**What is expected:**
Write every record out again exactly, and keep images out of it.

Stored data
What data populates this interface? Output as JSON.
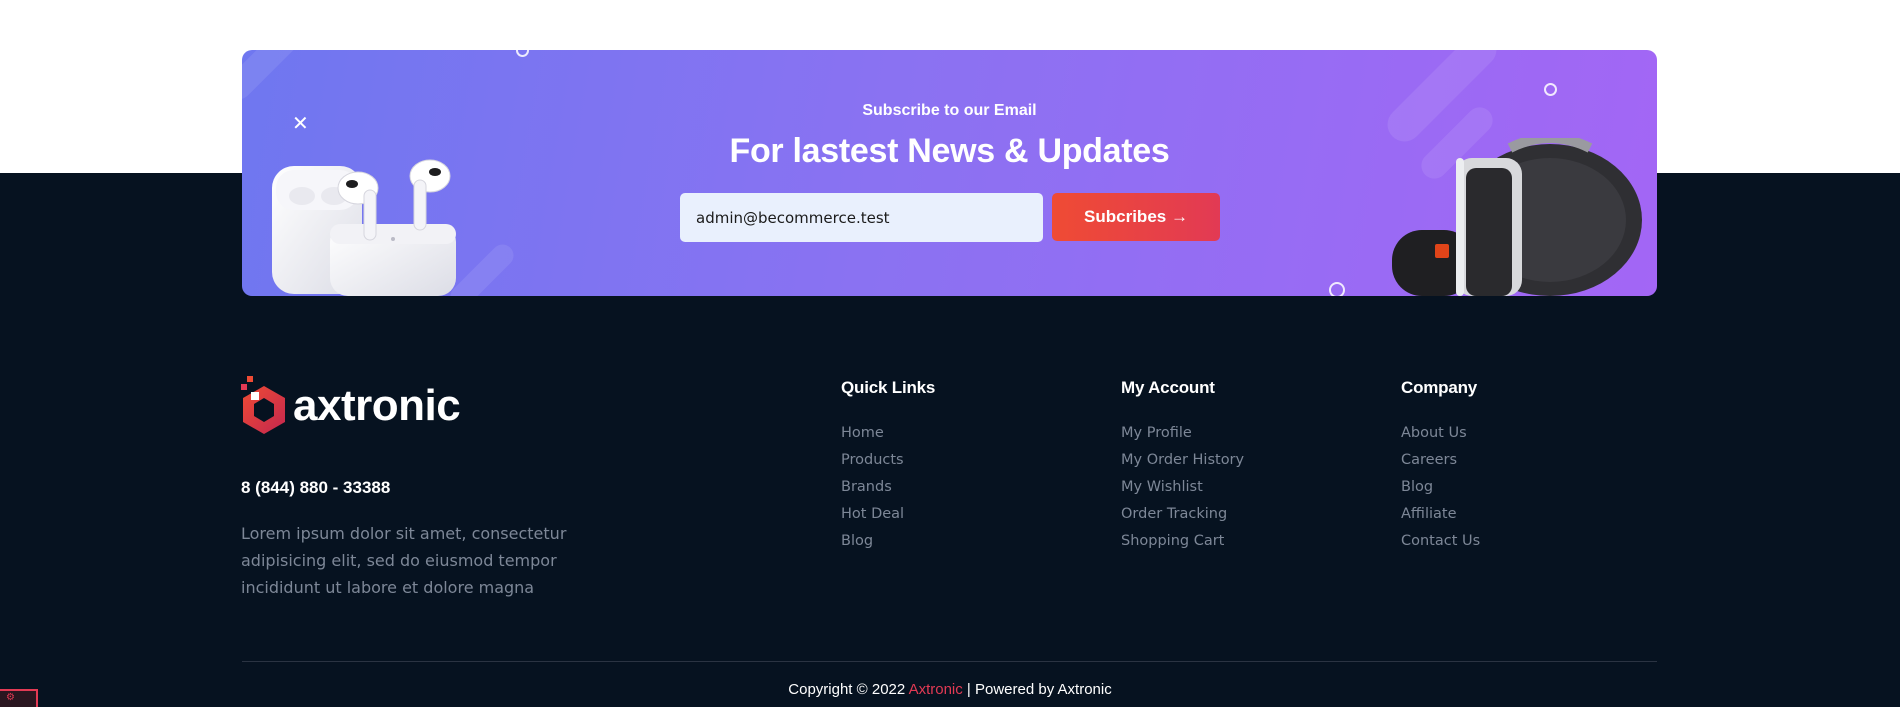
{
  "subscribe": {
    "eyebrow": "Subscribe to our Email",
    "title": "For lastest News & Updates",
    "email_value": "admin@becommerce.test",
    "button_label": "Subcribes →"
  },
  "brand": {
    "name": "axtronic",
    "phone": "8 (844) 880 - 33388",
    "description": "Lorem ipsum dolor sit amet, consectetur adipisicing elit, sed do eiusmod tempor incididunt ut labore et dolore magna"
  },
  "columns": [
    {
      "title": "Quick Links",
      "items": [
        "Home",
        "Products",
        "Brands",
        "Hot Deal",
        "Blog"
      ]
    },
    {
      "title": "My Account",
      "items": [
        "My Profile",
        "My Order History",
        "My Wishlist",
        "Order Tracking",
        "Shopping Cart"
      ]
    },
    {
      "title": "Company",
      "items": [
        "About Us",
        "Careers",
        "Blog",
        "Affiliate",
        "Contact Us"
      ]
    }
  ],
  "copyright": {
    "prefix": "Copyright © 2022",
    "brand": "Axtronic",
    "suffix": "| Powered by Axtronic"
  },
  "colors": {
    "footer_bg": "#061220",
    "accent": "#e23a54",
    "banner_start": "#6f77f0",
    "banner_end": "#a366f5"
  },
  "icons": {
    "banner_cross": "close-icon",
    "logo": "axtronic-logo-icon"
  }
}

**Full answer:**
What data populates this interface? Output as JSON.
{
  "subscribe": {
    "eyebrow": "Subscribe to our Email",
    "title": "For lastest News & Updates",
    "email_value": "admin@becommerce.test",
    "button_label": "Subcribes →"
  },
  "brand": {
    "name": "axtronic",
    "phone": "8 (844) 880 - 33388",
    "description": "Lorem ipsum dolor sit amet, consectetur adipisicing elit, sed do eiusmod tempor incididunt ut labore et dolore magna"
  },
  "columns": [
    {
      "title": "Quick Links",
      "items": [
        "Home",
        "Products",
        "Brands",
        "Hot Deal",
        "Blog"
      ]
    },
    {
      "title": "My Account",
      "items": [
        "My Profile",
        "My Order History",
        "My Wishlist",
        "Order Tracking",
        "Shopping Cart"
      ]
    },
    {
      "title": "Company",
      "items": [
        "About Us",
        "Careers",
        "Blog",
        "Affiliate",
        "Contact Us"
      ]
    }
  ],
  "copyright": {
    "prefix": "Copyright © 2022",
    "brand": "Axtronic",
    "suffix": "| Powered by Axtronic"
  },
  "colors": {
    "footer_bg": "#061220",
    "accent": "#e23a54",
    "banner_start": "#6f77f0",
    "banner_end": "#a366f5"
  },
  "icons": {
    "banner_cross": "close-icon",
    "logo": "axtronic-logo-icon"
  }
}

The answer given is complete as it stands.